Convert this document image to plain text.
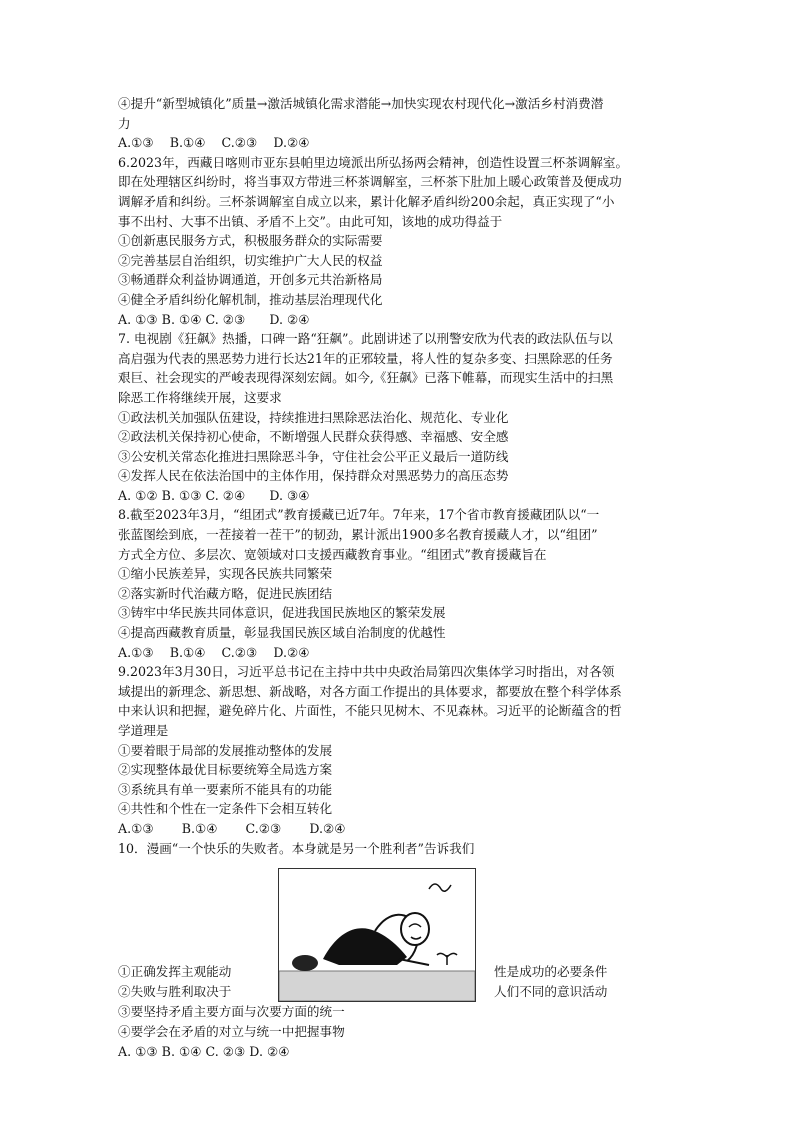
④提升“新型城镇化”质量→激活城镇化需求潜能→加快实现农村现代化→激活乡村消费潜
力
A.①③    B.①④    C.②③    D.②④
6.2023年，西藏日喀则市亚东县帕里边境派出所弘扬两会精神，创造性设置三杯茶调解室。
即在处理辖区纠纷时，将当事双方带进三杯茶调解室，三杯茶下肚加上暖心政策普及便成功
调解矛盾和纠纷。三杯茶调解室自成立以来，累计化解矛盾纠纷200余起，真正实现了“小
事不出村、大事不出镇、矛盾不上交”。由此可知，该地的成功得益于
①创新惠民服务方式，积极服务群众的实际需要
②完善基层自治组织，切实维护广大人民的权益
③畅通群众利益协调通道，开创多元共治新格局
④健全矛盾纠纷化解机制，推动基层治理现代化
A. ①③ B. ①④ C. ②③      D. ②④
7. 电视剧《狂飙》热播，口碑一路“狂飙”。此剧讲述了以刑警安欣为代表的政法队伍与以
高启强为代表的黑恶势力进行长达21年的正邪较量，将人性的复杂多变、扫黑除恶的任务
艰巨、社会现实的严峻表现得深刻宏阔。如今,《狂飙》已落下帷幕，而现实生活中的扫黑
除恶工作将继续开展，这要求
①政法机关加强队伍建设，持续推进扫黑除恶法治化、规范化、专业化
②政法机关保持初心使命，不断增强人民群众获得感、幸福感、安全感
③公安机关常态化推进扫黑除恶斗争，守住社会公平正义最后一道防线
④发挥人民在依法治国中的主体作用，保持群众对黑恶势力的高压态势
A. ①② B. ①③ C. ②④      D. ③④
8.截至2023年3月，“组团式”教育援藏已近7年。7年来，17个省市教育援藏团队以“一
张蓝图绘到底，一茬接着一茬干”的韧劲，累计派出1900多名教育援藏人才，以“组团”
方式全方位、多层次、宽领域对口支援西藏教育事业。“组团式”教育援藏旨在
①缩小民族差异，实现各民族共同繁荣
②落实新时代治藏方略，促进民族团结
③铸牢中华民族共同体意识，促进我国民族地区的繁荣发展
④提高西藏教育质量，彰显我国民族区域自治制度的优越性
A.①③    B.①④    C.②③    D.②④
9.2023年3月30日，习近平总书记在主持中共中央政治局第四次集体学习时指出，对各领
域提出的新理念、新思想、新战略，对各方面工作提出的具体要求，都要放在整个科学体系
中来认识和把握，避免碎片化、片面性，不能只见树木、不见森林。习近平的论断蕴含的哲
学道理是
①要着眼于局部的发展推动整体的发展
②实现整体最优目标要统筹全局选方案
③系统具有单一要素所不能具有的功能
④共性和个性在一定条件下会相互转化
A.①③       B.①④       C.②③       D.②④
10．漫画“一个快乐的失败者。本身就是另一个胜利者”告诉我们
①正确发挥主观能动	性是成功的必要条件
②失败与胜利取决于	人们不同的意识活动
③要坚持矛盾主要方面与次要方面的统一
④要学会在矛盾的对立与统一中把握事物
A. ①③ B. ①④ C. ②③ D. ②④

----------

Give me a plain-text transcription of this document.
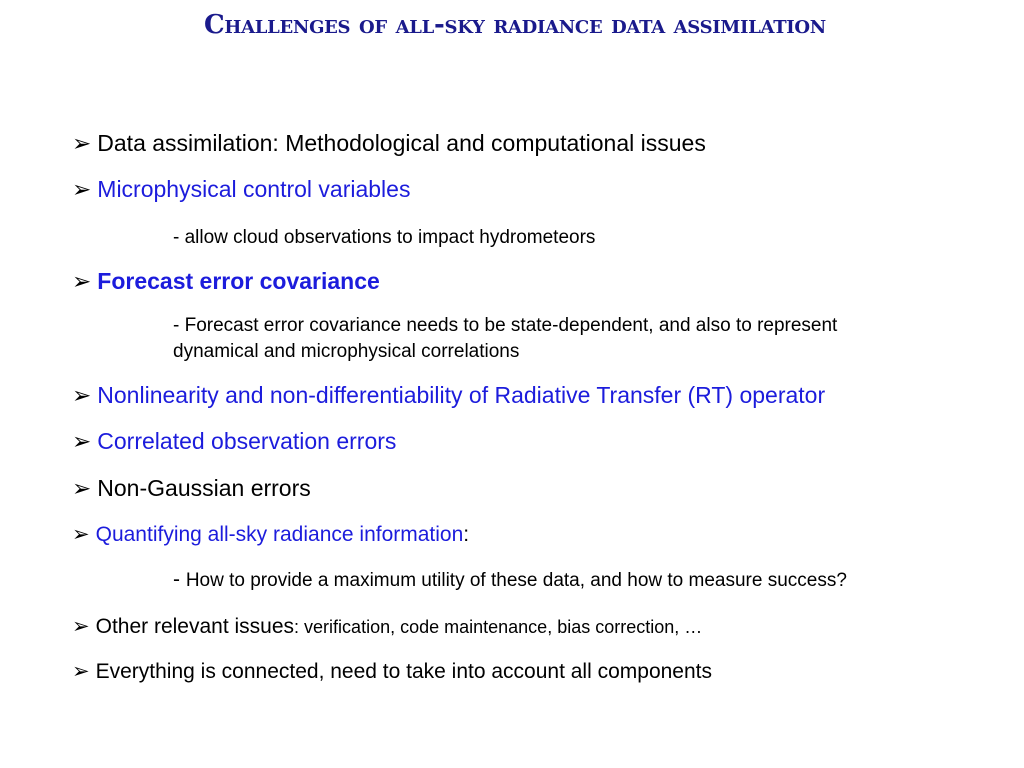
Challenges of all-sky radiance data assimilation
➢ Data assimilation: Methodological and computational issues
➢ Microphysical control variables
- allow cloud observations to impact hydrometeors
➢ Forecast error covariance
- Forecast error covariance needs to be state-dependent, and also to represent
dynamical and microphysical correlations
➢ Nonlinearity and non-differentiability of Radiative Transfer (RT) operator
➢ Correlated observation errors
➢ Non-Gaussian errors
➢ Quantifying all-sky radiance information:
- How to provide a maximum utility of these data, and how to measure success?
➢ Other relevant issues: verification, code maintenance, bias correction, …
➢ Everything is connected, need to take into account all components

----------

TO BE DONE => Note every line above where the string "errors" shows up, and copy those lines.

COMPLETE RESPONSE =>
➢ Correlated observation errors
➢ Non-Gaussian errors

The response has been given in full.